Collect each line of the records containing the string "right".

# START OF TASK INPUT

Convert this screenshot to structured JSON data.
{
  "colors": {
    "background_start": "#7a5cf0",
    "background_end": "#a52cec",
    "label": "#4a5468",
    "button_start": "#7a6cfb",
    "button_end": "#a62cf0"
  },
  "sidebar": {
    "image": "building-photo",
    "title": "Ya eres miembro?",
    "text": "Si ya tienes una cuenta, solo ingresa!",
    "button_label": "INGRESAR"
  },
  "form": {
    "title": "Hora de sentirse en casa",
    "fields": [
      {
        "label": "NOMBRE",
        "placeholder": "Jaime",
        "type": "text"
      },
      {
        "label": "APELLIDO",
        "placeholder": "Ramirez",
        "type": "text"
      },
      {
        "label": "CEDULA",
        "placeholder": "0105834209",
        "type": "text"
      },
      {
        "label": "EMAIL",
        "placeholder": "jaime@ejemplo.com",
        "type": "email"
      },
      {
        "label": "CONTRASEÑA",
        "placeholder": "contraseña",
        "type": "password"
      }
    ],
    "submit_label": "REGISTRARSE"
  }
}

# END OF TASK INPUT
# START OF TASK INPUT

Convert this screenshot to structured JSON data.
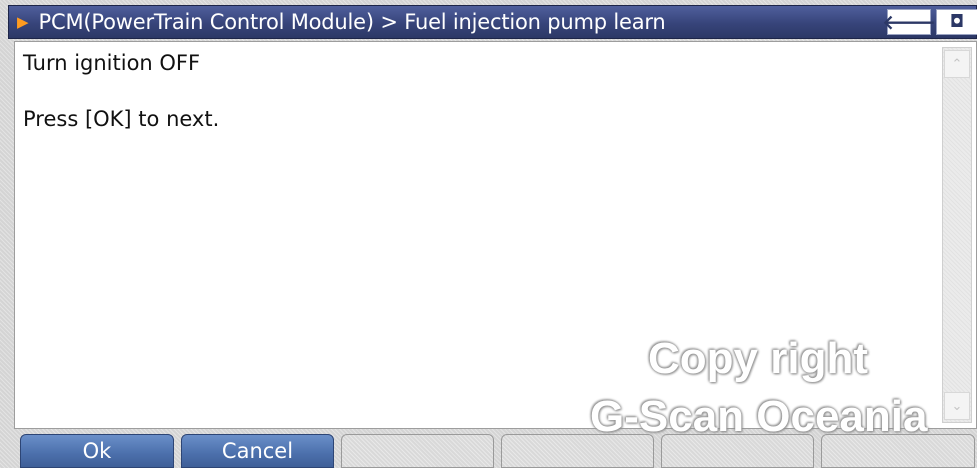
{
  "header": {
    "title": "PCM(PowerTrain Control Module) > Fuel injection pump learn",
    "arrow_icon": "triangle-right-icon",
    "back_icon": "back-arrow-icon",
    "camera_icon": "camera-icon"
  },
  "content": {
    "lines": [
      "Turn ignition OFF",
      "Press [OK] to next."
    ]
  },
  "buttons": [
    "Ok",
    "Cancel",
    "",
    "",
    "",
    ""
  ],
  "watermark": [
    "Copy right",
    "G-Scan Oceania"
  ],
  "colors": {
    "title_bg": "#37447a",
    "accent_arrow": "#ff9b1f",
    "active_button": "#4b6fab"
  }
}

# END OF TASK INPUT
# START OF TASK INPUT

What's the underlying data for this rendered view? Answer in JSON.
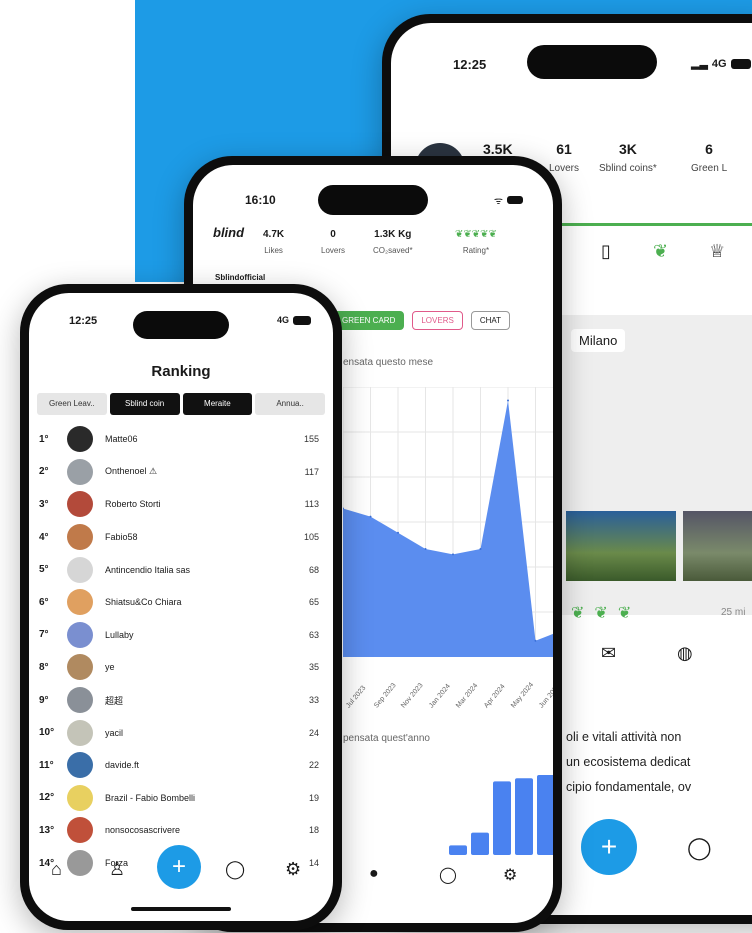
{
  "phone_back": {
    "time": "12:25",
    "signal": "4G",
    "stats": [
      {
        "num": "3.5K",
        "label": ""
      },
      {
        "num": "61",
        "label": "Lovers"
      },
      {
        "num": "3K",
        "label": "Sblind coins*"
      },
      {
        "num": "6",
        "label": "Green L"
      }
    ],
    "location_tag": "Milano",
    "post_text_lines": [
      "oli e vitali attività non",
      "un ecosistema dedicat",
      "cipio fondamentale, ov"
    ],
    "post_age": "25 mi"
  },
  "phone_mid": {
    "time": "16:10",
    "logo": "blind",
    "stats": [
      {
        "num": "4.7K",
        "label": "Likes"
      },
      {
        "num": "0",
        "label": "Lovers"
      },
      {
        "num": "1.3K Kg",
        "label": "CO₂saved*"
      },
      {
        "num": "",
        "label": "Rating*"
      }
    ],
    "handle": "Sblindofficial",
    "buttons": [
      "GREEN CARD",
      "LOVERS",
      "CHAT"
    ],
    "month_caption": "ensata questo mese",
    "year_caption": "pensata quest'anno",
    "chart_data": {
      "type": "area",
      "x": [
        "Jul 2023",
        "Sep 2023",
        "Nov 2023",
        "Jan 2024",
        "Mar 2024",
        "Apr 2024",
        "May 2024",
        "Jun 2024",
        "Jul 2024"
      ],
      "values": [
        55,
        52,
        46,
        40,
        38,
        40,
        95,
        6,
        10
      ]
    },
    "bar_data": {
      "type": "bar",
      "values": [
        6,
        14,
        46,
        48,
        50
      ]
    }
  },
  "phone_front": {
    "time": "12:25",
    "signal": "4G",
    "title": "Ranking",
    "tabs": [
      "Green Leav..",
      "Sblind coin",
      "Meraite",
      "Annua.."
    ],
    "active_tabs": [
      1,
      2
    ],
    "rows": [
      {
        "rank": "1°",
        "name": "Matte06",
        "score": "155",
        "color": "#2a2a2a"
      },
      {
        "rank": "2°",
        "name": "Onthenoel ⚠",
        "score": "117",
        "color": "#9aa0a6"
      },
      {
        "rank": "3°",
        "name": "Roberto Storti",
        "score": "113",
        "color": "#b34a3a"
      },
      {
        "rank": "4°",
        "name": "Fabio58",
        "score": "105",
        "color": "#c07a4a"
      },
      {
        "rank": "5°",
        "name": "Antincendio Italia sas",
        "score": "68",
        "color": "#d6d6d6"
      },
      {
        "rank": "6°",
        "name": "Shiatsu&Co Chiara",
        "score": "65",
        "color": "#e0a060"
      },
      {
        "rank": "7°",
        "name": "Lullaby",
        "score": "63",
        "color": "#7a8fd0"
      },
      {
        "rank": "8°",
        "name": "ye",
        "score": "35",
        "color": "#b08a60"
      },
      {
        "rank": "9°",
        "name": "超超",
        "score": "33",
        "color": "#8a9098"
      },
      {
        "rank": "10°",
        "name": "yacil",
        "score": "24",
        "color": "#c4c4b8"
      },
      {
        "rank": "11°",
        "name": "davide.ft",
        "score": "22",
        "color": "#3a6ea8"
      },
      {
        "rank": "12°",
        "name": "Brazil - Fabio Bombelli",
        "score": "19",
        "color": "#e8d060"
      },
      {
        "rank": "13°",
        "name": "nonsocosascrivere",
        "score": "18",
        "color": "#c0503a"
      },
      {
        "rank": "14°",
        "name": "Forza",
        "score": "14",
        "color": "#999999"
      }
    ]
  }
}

# END OF TASK INPUT

:: THE SOLUTION ::
    "arrow_icon": "triangle-right-icon",
    "Copy right",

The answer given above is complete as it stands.